──────── Data

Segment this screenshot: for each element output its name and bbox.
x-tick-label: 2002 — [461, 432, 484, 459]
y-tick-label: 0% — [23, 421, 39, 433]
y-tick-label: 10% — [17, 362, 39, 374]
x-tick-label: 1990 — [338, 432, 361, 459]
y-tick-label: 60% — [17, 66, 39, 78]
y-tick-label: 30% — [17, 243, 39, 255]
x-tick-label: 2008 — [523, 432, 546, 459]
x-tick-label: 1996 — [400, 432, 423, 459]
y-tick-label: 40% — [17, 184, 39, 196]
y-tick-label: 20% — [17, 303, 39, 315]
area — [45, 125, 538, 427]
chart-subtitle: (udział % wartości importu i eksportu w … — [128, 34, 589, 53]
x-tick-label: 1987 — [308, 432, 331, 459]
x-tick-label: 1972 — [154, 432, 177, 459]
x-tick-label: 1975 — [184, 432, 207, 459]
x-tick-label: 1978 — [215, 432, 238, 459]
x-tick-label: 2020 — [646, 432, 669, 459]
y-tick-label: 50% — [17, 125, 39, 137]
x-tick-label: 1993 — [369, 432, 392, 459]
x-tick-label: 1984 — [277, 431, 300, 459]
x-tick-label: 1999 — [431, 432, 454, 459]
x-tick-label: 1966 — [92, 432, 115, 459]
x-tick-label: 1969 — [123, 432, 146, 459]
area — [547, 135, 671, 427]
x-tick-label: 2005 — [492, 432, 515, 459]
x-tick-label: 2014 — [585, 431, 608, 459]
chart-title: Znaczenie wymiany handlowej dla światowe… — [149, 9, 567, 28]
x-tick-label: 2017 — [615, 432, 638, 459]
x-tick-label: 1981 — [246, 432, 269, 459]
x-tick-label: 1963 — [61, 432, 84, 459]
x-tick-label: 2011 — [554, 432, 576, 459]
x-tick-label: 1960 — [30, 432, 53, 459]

────────────────

• _Objective_:
Can you copy out every item above line for line, without changing a single character?

• _Right answer_:
Segment this screenshot: for each element output its name and bbox.
x-tick-label: 2002 — [461, 432, 484, 459]
y-tick-label: 0% — [23, 421, 39, 433]
y-tick-label: 10% — [17, 362, 39, 374]
x-tick-label: 1990 — [338, 432, 361, 459]
y-tick-label: 60% — [17, 66, 39, 78]
y-tick-label: 30% — [17, 243, 39, 255]
x-tick-label: 2008 — [523, 432, 546, 459]
x-tick-label: 1996 — [400, 432, 423, 459]
y-tick-label: 40% — [17, 184, 39, 196]
y-tick-label: 20% — [17, 303, 39, 315]
area — [45, 125, 538, 427]
chart-subtitle: (udział % wartości importu i eksportu w … — [128, 34, 589, 53]
x-tick-label: 1987 — [308, 432, 331, 459]
x-tick-label: 1972 — [154, 432, 177, 459]
x-tick-label: 1975 — [184, 432, 207, 459]
x-tick-label: 1978 — [215, 432, 238, 459]
x-tick-label: 2020 — [646, 432, 669, 459]
y-tick-label: 50% — [17, 125, 39, 137]
x-tick-label: 1993 — [369, 432, 392, 459]
x-tick-label: 1984 — [277, 431, 300, 459]
x-tick-label: 1999 — [431, 432, 454, 459]
x-tick-label: 1966 — [92, 432, 115, 459]
x-tick-label: 1969 — [123, 432, 146, 459]
area — [547, 135, 671, 427]
x-tick-label: 2005 — [492, 432, 515, 459]
x-tick-label: 2014 — [585, 431, 608, 459]
chart-title: Znaczenie wymiany handlowej dla światowe… — [149, 9, 567, 28]
x-tick-label: 2017 — [615, 432, 638, 459]
x-tick-label: 1981 — [246, 432, 269, 459]
x-tick-label: 1963 — [61, 432, 84, 459]
x-tick-label: 2011 — [554, 432, 576, 459]
x-tick-label: 1960 — [30, 432, 53, 459]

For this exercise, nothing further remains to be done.